#### Problem to work on
Only the lines from the one containing "What data populates" to the end of the records belong in the output; print them exactly.

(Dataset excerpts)
--

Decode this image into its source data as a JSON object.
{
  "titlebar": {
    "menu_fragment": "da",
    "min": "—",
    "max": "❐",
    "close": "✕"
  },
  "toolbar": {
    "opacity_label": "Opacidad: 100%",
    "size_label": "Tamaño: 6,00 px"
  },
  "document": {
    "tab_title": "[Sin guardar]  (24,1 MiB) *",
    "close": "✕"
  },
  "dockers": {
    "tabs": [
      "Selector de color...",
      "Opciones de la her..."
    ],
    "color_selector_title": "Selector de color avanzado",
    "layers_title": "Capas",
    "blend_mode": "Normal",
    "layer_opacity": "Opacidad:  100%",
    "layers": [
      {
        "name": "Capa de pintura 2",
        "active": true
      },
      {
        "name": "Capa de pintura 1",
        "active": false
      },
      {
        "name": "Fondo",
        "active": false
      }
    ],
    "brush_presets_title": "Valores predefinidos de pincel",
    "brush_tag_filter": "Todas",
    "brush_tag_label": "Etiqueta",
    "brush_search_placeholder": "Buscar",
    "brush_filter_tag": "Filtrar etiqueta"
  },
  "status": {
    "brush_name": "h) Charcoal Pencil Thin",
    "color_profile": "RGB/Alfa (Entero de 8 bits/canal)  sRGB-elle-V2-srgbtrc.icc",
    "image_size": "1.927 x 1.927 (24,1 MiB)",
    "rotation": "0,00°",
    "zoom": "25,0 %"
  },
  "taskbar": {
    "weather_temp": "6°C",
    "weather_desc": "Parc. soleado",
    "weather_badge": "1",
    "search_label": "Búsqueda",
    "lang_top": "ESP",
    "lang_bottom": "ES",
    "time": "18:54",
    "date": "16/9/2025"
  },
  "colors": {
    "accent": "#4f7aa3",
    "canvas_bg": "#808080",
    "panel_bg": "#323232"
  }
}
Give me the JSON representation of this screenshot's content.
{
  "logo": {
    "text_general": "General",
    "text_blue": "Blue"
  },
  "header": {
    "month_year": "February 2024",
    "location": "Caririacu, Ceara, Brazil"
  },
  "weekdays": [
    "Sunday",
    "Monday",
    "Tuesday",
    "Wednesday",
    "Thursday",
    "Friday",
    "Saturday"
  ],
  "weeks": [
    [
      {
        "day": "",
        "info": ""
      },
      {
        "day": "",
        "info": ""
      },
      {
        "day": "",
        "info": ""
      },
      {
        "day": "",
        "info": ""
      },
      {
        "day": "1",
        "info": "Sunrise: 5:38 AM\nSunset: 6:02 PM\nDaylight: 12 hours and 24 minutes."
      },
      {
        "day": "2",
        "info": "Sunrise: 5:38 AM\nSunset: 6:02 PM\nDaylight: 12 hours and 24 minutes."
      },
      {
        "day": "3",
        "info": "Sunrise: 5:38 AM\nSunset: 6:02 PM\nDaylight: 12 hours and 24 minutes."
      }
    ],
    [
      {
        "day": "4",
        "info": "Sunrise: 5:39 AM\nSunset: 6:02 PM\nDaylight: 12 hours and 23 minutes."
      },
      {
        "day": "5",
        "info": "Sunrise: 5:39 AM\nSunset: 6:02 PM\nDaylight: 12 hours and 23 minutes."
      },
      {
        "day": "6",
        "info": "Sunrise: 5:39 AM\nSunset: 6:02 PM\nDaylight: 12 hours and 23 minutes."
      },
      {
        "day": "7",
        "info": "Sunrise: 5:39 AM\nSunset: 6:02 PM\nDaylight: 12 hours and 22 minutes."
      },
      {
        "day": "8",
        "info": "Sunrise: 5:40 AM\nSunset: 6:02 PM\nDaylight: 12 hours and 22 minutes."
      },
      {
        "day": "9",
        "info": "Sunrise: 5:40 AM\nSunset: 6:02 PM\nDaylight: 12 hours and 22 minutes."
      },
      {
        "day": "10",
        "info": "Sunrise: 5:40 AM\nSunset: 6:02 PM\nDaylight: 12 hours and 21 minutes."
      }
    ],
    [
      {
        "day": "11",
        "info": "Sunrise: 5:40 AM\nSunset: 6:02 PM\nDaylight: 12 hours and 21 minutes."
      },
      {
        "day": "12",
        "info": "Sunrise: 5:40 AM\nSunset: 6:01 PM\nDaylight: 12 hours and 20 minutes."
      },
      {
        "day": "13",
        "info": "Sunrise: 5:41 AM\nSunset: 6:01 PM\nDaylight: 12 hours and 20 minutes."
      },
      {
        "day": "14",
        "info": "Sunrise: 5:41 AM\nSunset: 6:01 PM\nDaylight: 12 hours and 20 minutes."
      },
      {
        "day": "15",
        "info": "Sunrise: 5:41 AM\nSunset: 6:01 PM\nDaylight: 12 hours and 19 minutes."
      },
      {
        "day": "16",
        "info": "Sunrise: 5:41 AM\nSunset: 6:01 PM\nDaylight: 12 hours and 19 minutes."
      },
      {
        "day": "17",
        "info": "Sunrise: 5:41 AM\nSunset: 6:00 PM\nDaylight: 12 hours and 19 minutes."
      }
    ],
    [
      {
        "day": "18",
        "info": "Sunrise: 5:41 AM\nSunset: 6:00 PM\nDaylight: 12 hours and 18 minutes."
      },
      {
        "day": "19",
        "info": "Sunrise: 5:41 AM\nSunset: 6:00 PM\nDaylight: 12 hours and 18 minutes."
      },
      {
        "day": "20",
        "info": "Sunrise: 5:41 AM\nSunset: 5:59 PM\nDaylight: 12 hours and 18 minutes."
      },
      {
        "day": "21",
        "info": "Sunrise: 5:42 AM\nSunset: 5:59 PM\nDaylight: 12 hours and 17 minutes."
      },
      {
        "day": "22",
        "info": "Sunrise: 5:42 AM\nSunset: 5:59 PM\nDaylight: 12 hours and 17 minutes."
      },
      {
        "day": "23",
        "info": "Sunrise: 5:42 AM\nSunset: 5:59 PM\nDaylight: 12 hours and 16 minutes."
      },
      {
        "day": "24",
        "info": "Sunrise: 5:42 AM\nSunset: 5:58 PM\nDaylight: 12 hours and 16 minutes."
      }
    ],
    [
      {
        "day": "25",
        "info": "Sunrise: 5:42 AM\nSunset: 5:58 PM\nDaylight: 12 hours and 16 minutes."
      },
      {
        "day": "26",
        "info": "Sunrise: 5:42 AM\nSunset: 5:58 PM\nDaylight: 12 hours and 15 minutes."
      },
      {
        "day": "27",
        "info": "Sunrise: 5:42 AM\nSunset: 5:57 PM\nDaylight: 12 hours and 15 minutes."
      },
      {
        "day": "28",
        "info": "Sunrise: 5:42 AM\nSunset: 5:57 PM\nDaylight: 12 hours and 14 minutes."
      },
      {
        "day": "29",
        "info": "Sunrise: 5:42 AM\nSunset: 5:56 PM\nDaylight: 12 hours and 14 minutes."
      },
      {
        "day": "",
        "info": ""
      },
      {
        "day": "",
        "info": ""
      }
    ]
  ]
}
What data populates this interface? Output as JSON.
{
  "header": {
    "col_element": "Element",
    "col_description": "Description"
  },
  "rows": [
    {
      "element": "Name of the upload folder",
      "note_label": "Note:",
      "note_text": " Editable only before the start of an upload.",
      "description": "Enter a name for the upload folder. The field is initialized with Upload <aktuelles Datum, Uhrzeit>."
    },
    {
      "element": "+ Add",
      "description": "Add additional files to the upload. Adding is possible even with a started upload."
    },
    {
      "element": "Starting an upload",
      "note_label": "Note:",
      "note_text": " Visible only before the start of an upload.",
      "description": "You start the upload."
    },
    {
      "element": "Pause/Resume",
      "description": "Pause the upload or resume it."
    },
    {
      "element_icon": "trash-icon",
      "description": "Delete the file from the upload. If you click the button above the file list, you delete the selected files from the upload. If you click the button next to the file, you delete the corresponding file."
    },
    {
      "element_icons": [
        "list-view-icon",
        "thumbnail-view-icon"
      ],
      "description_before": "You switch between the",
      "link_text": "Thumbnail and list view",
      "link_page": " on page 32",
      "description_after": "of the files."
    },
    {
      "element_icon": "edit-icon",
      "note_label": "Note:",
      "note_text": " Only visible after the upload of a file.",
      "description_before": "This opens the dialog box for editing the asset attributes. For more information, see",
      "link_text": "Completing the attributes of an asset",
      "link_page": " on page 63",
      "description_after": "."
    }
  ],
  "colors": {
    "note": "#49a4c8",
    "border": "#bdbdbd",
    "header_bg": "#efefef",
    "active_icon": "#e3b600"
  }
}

--

#### Response to this task
What data populates this interface? Output as JSON.
{
  "header": {
    "col_element": "Element",
    "col_description": "Description"
  },
  "rows": [
    {
      "element": "Name of the upload folder",
      "note_label": "Note:",
      "note_text": " Editable only before the start of an upload.",
      "description": "Enter a name for the upload folder. The field is initialized with Upload <aktuelles Datum, Uhrzeit>."
    },
    {
      "element": "+ Add",
      "description": "Add additional files to the upload. Adding is possible even with a started upload."
    },
    {
      "element": "Starting an upload",
      "note_label": "Note:",
      "note_text": " Visible only before the start of an upload.",
      "description": "You start the upload."
    },
    {
      "element": "Pause/Resume",
      "description": "Pause the upload or resume it."
    },
    {
      "element_icon": "trash-icon",
      "description": "Delete the file from the upload. If you click the button above the file list, you delete the selected files from the upload. If you click the button next to the file, you delete the corresponding file."
    },
    {
      "element_icons": [
        "list-view-icon",
        "thumbnail-view-icon"
      ],
      "description_before": "You switch between the",
      "link_text": "Thumbnail and list view",
      "link_page": " on page 32",
      "description_after": "of the files."
    },
    {
      "element_icon": "edit-icon",
      "note_label": "Note:",
      "note_text": " Only visible after the upload of a file.",
      "description_before": "This opens the dialog box for editing the asset attributes. For more information, see",
      "link_text": "Completing the attributes of an asset",
      "link_page": " on page 63",
      "description_after": "."
    }
  ],
  "colors": {
    "note": "#49a4c8",
    "border": "#bdbdbd",
    "header_bg": "#efefef",
    "active_icon": "#e3b600"
  }
}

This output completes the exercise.